Exercise prompt.
Retype all the entries word for word, but omit the pictures.

Task inputs.
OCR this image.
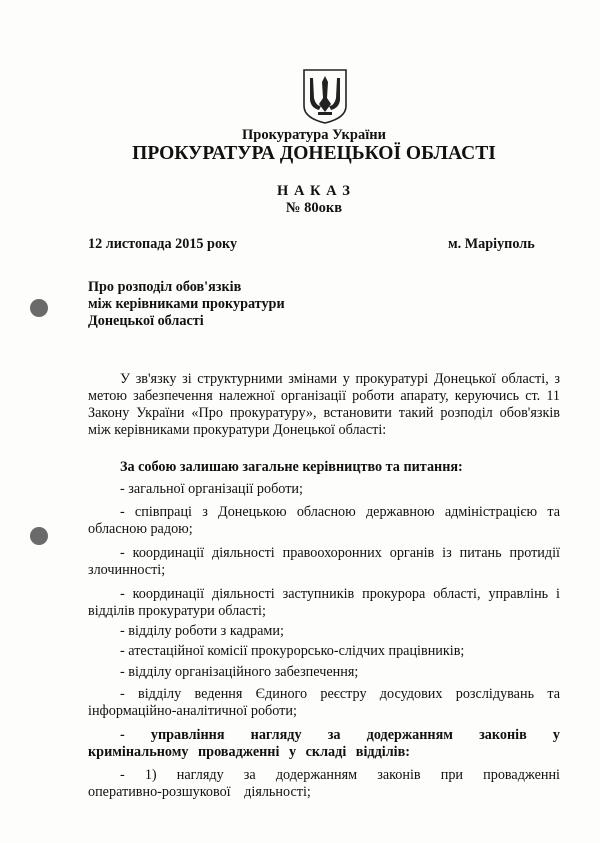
Прокуратура України
ПРОКУРАТУРА ДОНЕЦЬКОЇ ОБЛАСТІ
Н А К А З
№ 80окв
12 листопада 2015 року	м. Маріуполь
Про розподіл обов'язків
між керівниками прокуратури
Донецької області
У зв'язку зі структурними змінами у прокуратурі Донецької області, з метою забезпечення належної організації роботи апарату, керуючись ст. 11 Закону України «Про прокуратуру», встановити такий розподіл обов'язків між керівниками прокуратури Донецької області:
За собою залишаю загальне керівництво та питання:
- загальної організації роботи;
- співпраці з Донецькою обласною державною адміністрацією та обласною радою;
- координації діяльності правоохоронних органів із питань протидії злочинності;
- координації діяльності заступників прокурора області, управлінь і відділів прокуратури області;
- відділу роботи з кадрами;
- атестаційної комісії прокурорсько-слідчих працівників;
- відділу організаційного забезпечення;
- відділу ведення Єдиного реєстру досудових розслідувань та інформаційно-аналітичної роботи;
- управління нагляду за додержанням законів у кримінальному провадженні у складі відділів:
- 1) нагляду за додержанням законів при провадженні оперативно-розшукової діяльності;
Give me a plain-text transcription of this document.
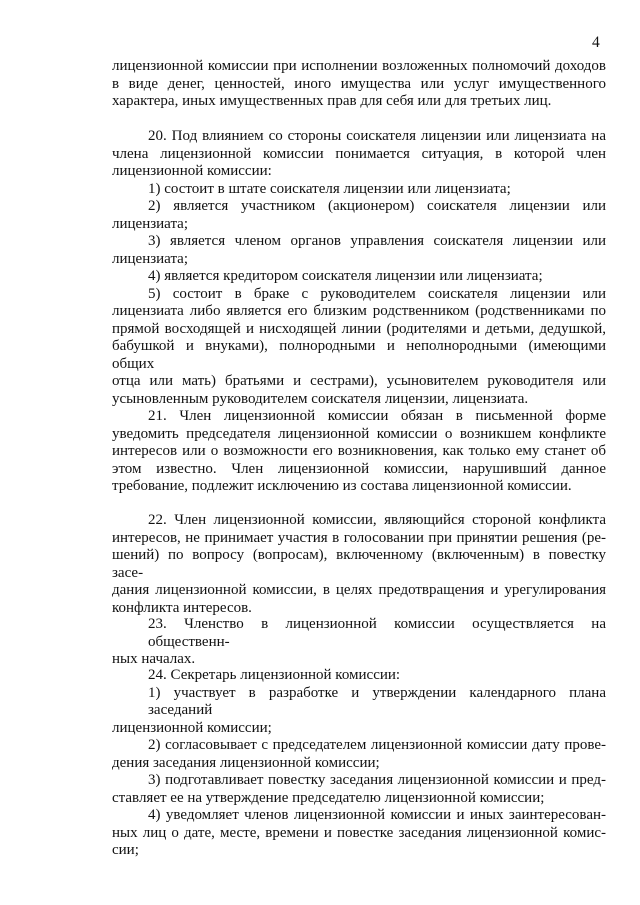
4
лицензионной комиссии при исполнении возложенных полномочий доходов
в виде денег, ценностей, иного имущества или услуг имущественного
характера, иных имущественных прав для себя или для третьих лиц.
20. Под влиянием со стороны соискателя лицензии или лицензиата на
члена лицензионной комиссии понимается ситуация, в которой член
лицензионной комиссии:
1) состоит в штате соискателя лицензии или лицензиата;
2) является участником (акционером) соискателя лицензии или
лицензиата;
3) является членом органов управления соискателя лицензии или
лицензиата;
4) является кредитором соискателя лицензии или лицензиата;
5) состоит в браке с руководителем соискателя лицензии или
лицензиата либо является его близким родственником (родственниками по
прямой восходящей и нисходящей линии (родителями и детьми, дедушкой,
бабушкой и внуками), полнородными и неполнородными (имеющими общих
отца или мать) братьями и сестрами), усыновителем руководителя или
усыновленным руководителем соискателя лицензии, лицензиата.
21. Член лицензионной комиссии обязан в письменной форме
уведомить председателя лицензионной комиссии о возникшем конфликте
интересов или о возможности его возникновения, как только ему станет об
этом известно. Член лицензионной комиссии, нарушивший данное
требование, подлежит исключению из состава лицензионной комиссии.
22. Член лицензионной комиссии, являющийся стороной конфликта
интересов, не принимает участия в голосовании при принятии решения (ре-
шений) по вопросу (вопросам), включенному (включенным) в повестку засе-
дания лицензионной комиссии, в целях предотвращения и урегулирования
конфликта интересов.
23. Членство в лицензионной комиссии осуществляется на общественн-
ных началах.
24. Секретарь лицензионной комиссии:
1) участвует в разработке и утверждении календарного плана заседаний
лицензионной комиссии;
2) согласовывает с председателем лицензионной комиссии дату прове-
дения заседания лицензионной комиссии;
3) подготавливает повестку заседания лицензионной комиссии и пред-
ставляет ее на утверждение председателю лицензионной комиссии;
4) уведомляет членов лицензионной комиссии и иных заинтересован-
ных лиц о дате, месте, времени и повестке заседания лицензионной комис-
сии;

Result of this task.
OCR this image.
Прокуратура України
ПРОКУРАТУРА ДОНЕЦЬКОЇ ОБЛАСТІ
Н А К А З
№ 80окв
12 листопада 2015 року	м. Маріуполь
Про розподіл обов'язків
між керівниками прокуратури
Донецької області
У зв'язку зі структурними змінами у прокуратурі Донецької області, з метою забезпечення належної організації роботи апарату, керуючись ст. 11 Закону України «Про прокуратуру», встановити такий розподіл обов'язків між керівниками прокуратури Донецької області:
За собою залишаю загальне керівництво та питання:
- загальної організації роботи;
- співпраці з Донецькою обласною державною адміністрацією та обласною радою;
- координації діяльності правоохоронних органів із питань протидії злочинності;
- координації діяльності заступників прокурора області, управлінь і відділів прокуратури області;
- відділу роботи з кадрами;
- атестаційної комісії прокурорсько-слідчих працівників;
- відділу організаційного забезпечення;
- відділу ведення Єдиного реєстру досудових розслідувань та інформаційно-аналітичної роботи;
- управління нагляду за додержанням законів у кримінальному провадженні у складі відділів:
- 1) нагляду за додержанням законів при провадженні оперативно-розшукової діяльності;
Give me a plain-text transcription of this document.
4
лицензионной комиссии при исполнении возложенных полномочий доходов
в виде денег, ценностей, иного имущества или услуг имущественного
характера, иных имущественных прав для себя или для третьих лиц.
20. Под влиянием со стороны соискателя лицензии или лицензиата на
члена лицензионной комиссии понимается ситуация, в которой член
лицензионной комиссии:
1) состоит в штате соискателя лицензии или лицензиата;
2) является участником (акционером) соискателя лицензии или
лицензиата;
3) является членом органов управления соискателя лицензии или
лицензиата;
4) является кредитором соискателя лицензии или лицензиата;
5) состоит в браке с руководителем соискателя лицензии или
лицензиата либо является его близким родственником (родственниками по
прямой восходящей и нисходящей линии (родителями и детьми, дедушкой,
бабушкой и внуками), полнородными и неполнородными (имеющими общих
отца или мать) братьями и сестрами), усыновителем руководителя или
усыновленным руководителем соискателя лицензии, лицензиата.
21. Член лицензионной комиссии обязан в письменной форме
уведомить председателя лицензионной комиссии о возникшем конфликте
интересов или о возможности его возникновения, как только ему станет об
этом известно. Член лицензионной комиссии, нарушивший данное
требование, подлежит исключению из состава лицензионной комиссии.
22. Член лицензионной комиссии, являющийся стороной конфликта
интересов, не принимает участия в голосовании при принятии решения (ре-
шений) по вопросу (вопросам), включенному (включенным) в повестку засе-
дания лицензионной комиссии, в целях предотвращения и урегулирования
конфликта интересов.
23. Членство в лицензионной комиссии осуществляется на общественн-
ных началах.
24. Секретарь лицензионной комиссии:
1) участвует в разработке и утверждении календарного плана заседаний
лицензионной комиссии;
2) согласовывает с председателем лицензионной комиссии дату прове-
дения заседания лицензионной комиссии;
3) подготавливает повестку заседания лицензионной комиссии и пред-
ставляет ее на утверждение председателю лицензионной комиссии;
4) уведомляет членов лицензионной комиссии и иных заинтересован-
ных лиц о дате, месте, времени и повестке заседания лицензионной комис-
сии;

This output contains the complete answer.